EXERCISE INSTRUCTIONS: Find the string "Branch" in the data, then copy every line where it is found.
┄┄┄┄┄┄
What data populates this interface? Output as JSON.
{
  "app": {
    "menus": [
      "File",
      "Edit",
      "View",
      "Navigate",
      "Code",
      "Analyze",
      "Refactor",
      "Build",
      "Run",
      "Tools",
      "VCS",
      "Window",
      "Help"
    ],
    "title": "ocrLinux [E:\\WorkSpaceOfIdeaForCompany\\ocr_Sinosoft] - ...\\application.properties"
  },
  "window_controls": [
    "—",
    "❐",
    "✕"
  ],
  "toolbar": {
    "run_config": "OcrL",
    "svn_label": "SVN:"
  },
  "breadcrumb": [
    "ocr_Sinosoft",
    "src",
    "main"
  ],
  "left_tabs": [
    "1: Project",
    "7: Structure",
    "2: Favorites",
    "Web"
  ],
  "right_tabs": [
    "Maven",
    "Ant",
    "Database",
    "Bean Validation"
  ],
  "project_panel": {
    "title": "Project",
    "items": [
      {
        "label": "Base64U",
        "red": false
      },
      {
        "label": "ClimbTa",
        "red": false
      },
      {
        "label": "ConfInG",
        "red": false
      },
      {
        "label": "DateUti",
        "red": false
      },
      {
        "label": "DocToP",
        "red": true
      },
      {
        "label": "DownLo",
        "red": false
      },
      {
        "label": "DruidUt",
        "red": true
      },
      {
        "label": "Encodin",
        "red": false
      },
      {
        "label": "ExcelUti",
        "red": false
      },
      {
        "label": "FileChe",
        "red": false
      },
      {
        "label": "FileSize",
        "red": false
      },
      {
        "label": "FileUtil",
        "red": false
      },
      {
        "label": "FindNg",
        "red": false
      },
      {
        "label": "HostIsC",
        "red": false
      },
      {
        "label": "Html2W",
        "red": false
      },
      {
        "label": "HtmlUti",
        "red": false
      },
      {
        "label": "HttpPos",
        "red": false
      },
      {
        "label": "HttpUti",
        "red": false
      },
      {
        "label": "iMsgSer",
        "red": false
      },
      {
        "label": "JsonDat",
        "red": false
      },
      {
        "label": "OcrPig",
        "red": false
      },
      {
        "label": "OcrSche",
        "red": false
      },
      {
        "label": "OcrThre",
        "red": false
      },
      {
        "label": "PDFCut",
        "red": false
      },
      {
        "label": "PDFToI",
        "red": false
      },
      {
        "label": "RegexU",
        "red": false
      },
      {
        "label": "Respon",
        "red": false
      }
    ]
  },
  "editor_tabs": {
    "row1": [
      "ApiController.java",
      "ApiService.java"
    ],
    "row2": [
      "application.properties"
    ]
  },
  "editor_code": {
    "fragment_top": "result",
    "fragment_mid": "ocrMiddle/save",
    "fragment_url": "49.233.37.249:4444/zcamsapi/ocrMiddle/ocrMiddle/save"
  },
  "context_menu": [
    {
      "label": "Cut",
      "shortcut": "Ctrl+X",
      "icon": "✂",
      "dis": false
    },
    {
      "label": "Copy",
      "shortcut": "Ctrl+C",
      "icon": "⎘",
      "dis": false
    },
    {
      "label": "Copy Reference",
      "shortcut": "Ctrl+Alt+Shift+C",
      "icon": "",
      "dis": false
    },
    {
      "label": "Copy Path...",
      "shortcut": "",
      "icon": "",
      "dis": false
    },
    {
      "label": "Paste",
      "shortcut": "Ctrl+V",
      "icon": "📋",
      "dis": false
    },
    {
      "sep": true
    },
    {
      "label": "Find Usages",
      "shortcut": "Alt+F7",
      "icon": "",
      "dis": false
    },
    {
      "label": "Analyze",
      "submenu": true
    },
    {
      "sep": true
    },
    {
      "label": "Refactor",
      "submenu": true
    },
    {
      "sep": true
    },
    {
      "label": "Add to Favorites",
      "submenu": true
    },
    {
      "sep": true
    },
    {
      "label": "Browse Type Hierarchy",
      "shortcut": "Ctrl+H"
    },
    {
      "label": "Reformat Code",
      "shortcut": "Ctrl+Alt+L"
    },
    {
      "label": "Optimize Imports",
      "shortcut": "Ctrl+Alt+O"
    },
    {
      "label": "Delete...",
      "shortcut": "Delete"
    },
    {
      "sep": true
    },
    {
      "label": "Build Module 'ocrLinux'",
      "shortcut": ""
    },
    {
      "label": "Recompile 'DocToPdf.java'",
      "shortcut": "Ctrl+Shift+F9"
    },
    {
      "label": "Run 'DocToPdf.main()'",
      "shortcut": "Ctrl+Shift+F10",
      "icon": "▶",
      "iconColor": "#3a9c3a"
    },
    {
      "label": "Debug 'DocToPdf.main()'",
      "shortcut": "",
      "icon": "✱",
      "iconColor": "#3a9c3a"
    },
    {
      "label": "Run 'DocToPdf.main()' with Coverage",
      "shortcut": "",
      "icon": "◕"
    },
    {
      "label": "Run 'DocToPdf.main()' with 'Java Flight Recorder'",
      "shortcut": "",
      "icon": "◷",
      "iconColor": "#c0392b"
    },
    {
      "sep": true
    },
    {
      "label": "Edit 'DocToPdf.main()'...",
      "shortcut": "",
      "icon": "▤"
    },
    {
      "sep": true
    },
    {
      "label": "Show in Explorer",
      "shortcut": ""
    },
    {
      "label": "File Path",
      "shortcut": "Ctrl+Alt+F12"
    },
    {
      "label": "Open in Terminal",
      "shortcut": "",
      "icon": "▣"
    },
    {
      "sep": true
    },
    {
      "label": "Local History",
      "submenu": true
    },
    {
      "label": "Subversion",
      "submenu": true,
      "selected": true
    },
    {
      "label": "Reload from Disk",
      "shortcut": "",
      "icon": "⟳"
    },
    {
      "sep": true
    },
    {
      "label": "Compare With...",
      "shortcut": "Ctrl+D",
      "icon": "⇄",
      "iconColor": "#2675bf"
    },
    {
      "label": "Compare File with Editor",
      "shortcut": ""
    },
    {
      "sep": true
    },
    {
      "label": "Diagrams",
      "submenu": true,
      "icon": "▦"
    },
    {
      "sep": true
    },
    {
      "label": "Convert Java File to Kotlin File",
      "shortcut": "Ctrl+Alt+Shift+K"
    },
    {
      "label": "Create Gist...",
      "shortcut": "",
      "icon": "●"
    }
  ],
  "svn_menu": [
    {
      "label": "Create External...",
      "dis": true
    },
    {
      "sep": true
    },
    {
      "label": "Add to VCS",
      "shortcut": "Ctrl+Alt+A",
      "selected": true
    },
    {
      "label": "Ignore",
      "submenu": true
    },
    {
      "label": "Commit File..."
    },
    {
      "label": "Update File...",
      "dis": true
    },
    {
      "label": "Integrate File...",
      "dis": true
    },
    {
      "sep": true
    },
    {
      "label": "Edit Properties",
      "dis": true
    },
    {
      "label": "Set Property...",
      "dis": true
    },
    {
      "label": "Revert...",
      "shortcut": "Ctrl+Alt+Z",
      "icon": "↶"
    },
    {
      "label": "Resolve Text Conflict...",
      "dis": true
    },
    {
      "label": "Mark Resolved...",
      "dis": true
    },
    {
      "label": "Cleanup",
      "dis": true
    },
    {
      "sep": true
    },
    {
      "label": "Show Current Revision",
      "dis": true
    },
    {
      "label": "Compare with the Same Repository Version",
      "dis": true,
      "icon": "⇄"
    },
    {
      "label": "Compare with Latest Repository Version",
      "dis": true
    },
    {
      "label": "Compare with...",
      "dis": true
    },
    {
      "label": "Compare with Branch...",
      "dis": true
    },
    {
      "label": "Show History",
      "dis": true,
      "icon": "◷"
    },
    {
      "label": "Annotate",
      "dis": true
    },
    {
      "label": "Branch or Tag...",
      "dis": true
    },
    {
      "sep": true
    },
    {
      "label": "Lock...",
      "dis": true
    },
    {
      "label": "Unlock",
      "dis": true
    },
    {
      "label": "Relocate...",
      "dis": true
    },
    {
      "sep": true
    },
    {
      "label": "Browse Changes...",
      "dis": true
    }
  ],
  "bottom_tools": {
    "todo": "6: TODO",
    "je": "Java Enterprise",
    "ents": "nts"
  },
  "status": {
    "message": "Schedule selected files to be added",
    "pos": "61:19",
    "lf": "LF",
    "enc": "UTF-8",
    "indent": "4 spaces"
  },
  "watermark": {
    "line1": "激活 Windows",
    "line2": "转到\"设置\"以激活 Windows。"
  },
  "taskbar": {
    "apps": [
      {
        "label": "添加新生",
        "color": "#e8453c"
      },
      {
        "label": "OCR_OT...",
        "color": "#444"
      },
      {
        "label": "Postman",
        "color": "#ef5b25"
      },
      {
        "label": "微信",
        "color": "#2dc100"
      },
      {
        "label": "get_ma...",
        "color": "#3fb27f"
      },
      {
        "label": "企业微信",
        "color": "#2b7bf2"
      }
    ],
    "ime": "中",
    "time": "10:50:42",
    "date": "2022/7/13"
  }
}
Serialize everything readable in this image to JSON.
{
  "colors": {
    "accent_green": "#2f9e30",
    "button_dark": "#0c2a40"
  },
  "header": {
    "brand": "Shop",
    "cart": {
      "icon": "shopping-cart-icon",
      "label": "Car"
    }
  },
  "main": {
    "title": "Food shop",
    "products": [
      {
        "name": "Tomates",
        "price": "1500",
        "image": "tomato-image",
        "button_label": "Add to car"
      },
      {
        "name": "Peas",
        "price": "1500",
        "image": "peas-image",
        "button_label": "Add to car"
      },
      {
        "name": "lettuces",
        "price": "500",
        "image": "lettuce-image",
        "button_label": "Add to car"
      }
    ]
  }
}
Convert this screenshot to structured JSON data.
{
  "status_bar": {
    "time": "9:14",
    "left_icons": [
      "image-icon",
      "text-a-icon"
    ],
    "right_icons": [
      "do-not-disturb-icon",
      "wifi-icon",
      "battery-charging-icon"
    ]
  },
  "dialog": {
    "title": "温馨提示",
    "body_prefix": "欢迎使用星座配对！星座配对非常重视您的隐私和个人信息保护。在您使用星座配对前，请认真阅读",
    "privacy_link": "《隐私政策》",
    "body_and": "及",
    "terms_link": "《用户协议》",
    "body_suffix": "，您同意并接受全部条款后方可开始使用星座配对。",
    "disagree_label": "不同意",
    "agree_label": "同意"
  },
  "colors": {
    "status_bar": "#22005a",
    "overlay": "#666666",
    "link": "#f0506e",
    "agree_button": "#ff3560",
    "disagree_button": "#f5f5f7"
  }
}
┄┄┄┄┄┄
REPLY:
      "label": "Compare with Branch...",
      "label": "Branch or Tag...",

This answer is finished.